Instructions to follow — Reproduce every line of the material below word for word.

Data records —
* * *
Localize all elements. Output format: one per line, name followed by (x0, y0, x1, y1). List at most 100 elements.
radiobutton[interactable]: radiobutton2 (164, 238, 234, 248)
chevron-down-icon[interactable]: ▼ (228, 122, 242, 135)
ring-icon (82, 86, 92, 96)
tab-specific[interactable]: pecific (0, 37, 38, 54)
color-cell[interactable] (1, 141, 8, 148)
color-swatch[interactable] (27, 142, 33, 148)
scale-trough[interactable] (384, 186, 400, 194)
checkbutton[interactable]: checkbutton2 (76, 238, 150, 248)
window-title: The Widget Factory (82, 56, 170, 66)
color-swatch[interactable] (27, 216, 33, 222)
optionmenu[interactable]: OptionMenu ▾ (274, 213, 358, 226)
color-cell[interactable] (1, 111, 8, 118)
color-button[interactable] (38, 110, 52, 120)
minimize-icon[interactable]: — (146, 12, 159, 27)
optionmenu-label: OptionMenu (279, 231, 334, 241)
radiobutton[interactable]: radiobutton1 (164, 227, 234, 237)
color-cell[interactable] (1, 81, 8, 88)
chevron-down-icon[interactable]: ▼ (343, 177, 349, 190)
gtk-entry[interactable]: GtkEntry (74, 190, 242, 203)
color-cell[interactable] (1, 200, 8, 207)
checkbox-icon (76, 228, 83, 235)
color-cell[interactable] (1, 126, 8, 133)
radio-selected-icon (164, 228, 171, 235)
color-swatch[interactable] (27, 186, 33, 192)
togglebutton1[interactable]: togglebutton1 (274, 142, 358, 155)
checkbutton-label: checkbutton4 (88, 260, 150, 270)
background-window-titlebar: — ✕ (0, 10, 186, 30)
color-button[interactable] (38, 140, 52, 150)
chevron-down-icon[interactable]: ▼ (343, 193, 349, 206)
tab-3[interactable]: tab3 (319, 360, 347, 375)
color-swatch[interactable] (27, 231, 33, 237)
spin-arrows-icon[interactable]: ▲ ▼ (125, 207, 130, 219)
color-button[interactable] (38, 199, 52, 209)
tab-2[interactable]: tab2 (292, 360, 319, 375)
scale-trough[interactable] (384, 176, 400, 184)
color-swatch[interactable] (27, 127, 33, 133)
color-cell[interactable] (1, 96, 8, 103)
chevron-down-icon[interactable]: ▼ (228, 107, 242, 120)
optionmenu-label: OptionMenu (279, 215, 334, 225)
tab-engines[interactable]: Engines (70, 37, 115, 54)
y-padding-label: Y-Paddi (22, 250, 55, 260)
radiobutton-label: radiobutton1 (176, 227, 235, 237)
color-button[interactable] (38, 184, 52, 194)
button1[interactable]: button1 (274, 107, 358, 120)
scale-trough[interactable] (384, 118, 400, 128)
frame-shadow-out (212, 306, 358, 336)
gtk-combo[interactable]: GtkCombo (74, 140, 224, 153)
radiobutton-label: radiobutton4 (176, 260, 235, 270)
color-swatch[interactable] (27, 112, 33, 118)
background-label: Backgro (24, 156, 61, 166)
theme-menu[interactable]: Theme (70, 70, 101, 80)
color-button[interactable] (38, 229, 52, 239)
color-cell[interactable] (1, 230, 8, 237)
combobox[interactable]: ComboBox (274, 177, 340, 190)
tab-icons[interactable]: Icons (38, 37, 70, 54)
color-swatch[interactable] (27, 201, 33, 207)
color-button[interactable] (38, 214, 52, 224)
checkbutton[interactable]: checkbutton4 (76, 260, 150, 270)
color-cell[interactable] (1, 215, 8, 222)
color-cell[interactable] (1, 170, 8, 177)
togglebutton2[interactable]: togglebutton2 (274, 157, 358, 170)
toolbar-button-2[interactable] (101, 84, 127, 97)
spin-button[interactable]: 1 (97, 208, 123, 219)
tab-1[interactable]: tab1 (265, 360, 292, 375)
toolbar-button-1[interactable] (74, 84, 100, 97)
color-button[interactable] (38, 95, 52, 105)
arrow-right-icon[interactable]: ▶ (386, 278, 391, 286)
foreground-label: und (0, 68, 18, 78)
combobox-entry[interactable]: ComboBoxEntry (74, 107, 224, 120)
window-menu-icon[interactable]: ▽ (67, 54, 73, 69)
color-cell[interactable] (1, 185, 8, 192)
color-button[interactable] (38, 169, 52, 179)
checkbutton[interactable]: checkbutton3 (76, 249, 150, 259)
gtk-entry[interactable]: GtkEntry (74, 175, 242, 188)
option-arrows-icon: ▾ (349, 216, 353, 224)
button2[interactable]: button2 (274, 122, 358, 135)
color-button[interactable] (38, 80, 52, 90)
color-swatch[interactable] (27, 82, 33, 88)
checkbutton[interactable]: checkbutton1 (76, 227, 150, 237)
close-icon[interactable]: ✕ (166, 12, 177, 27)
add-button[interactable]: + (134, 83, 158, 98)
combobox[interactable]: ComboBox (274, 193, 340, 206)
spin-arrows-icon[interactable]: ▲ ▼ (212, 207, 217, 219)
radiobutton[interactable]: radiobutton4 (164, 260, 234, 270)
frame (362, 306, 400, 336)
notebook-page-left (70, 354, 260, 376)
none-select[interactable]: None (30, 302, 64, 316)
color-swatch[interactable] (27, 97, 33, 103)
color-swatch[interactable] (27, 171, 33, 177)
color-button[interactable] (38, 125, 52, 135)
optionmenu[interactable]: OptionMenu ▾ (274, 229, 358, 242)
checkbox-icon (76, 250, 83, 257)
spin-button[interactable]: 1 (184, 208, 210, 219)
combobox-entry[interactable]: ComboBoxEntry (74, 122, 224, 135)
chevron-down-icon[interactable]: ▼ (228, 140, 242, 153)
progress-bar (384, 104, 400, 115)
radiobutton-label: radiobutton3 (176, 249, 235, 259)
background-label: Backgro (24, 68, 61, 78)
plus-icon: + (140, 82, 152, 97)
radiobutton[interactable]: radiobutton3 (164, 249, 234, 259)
* * *
Exercise response —
Localize all elements. Output format: one per line, name followed by (x0, y0, x1, y1). List at most 100 elements.
radiobutton[interactable]: radiobutton2 (164, 238, 234, 248)
chevron-down-icon[interactable]: ▼ (228, 122, 242, 135)
ring-icon (82, 86, 92, 96)
tab-specific[interactable]: pecific (0, 37, 38, 54)
color-cell[interactable] (1, 141, 8, 148)
color-swatch[interactable] (27, 142, 33, 148)
scale-trough[interactable] (384, 186, 400, 194)
checkbutton[interactable]: checkbutton2 (76, 238, 150, 248)
window-title: The Widget Factory (82, 56, 170, 66)
color-swatch[interactable] (27, 216, 33, 222)
optionmenu[interactable]: OptionMenu ▾ (274, 213, 358, 226)
color-cell[interactable] (1, 111, 8, 118)
color-button[interactable] (38, 110, 52, 120)
minimize-icon[interactable]: — (146, 12, 159, 27)
optionmenu-label: OptionMenu (279, 231, 334, 241)
radiobutton[interactable]: radiobutton1 (164, 227, 234, 237)
color-cell[interactable] (1, 81, 8, 88)
chevron-down-icon[interactable]: ▼ (343, 177, 349, 190)
gtk-entry[interactable]: GtkEntry (74, 190, 242, 203)
color-cell[interactable] (1, 200, 8, 207)
checkbox-icon (76, 228, 83, 235)
color-cell[interactable] (1, 126, 8, 133)
radio-selected-icon (164, 228, 171, 235)
color-swatch[interactable] (27, 186, 33, 192)
togglebutton1[interactable]: togglebutton1 (274, 142, 358, 155)
checkbutton-label: checkbutton4 (88, 260, 150, 270)
background-window-titlebar: — ✕ (0, 10, 186, 30)
color-button[interactable] (38, 140, 52, 150)
chevron-down-icon[interactable]: ▼ (343, 193, 349, 206)
tab-3[interactable]: tab3 (319, 360, 347, 375)
color-swatch[interactable] (27, 231, 33, 237)
spin-arrows-icon[interactable]: ▲ ▼ (125, 207, 130, 219)
color-button[interactable] (38, 199, 52, 209)
tab-2[interactable]: tab2 (292, 360, 319, 375)
scale-trough[interactable] (384, 176, 400, 184)
color-swatch[interactable] (27, 127, 33, 133)
color-cell[interactable] (1, 96, 8, 103)
chevron-down-icon[interactable]: ▼ (228, 107, 242, 120)
optionmenu-label: OptionMenu (279, 215, 334, 225)
tab-engines[interactable]: Engines (70, 37, 115, 54)
y-padding-label: Y-Paddi (22, 250, 55, 260)
radiobutton-label: radiobutton1 (176, 227, 235, 237)
color-button[interactable] (38, 184, 52, 194)
button1[interactable]: button1 (274, 107, 358, 120)
scale-trough[interactable] (384, 118, 400, 128)
frame-shadow-out (212, 306, 358, 336)
gtk-combo[interactable]: GtkCombo (74, 140, 224, 153)
radiobutton-label: radiobutton4 (176, 260, 235, 270)
color-swatch[interactable] (27, 112, 33, 118)
background-label: Backgro (24, 156, 61, 166)
theme-menu[interactable]: Theme (70, 70, 101, 80)
color-button[interactable] (38, 229, 52, 239)
color-cell[interactable] (1, 230, 8, 237)
combobox[interactable]: ComboBox (274, 177, 340, 190)
tab-icons[interactable]: Icons (38, 37, 70, 54)
color-swatch[interactable] (27, 201, 33, 207)
color-button[interactable] (38, 214, 52, 224)
checkbutton[interactable]: checkbutton4 (76, 260, 150, 270)
color-cell[interactable] (1, 215, 8, 222)
color-cell[interactable] (1, 170, 8, 177)
togglebutton2[interactable]: togglebutton2 (274, 157, 358, 170)
toolbar-button-2[interactable] (101, 84, 127, 97)
spin-button[interactable]: 1 (97, 208, 123, 219)
tab-1[interactable]: tab1 (265, 360, 292, 375)
toolbar-button-1[interactable] (74, 84, 100, 97)
color-button[interactable] (38, 95, 52, 105)
arrow-right-icon[interactable]: ▶ (386, 278, 391, 286)
foreground-label: und (0, 68, 18, 78)
combobox-entry[interactable]: ComboBoxEntry (74, 107, 224, 120)
window-menu-icon[interactable]: ▽ (67, 54, 73, 69)
color-cell[interactable] (1, 185, 8, 192)
color-button[interactable] (38, 169, 52, 179)
checkbutton[interactable]: checkbutton3 (76, 249, 150, 259)
gtk-entry[interactable]: GtkEntry (74, 175, 242, 188)
option-arrows-icon: ▾ (349, 216, 353, 224)
button2[interactable]: button2 (274, 122, 358, 135)
color-button[interactable] (38, 80, 52, 90)
color-swatch[interactable] (27, 82, 33, 88)
checkbutton[interactable]: checkbutton1 (76, 227, 150, 237)
close-icon[interactable]: ✕ (166, 12, 177, 27)
add-button[interactable]: + (134, 83, 158, 98)
combobox[interactable]: ComboBox (274, 193, 340, 206)
spin-arrows-icon[interactable]: ▲ ▼ (212, 207, 217, 219)
radiobutton[interactable]: radiobutton4 (164, 260, 234, 270)
frame (362, 306, 400, 336)
notebook-page-left (70, 354, 260, 376)
none-select[interactable]: None (30, 302, 64, 316)
color-swatch[interactable] (27, 97, 33, 103)
color-swatch[interactable] (27, 171, 33, 177)
color-button[interactable] (38, 125, 52, 135)
optionmenu[interactable]: OptionMenu ▾ (274, 229, 358, 242)
checkbox-icon (76, 250, 83, 257)
spin-button[interactable]: 1 (184, 208, 210, 219)
combobox-entry[interactable]: ComboBoxEntry (74, 122, 224, 135)
chevron-down-icon[interactable]: ▼ (228, 140, 242, 153)
progress-bar (384, 104, 400, 115)
radiobutton-label: radiobutton3 (176, 249, 235, 259)
background-label: Backgro (24, 68, 61, 78)
plus-icon: + (140, 82, 152, 97)
radiobutton[interactable]: radiobutton3 (164, 249, 234, 259)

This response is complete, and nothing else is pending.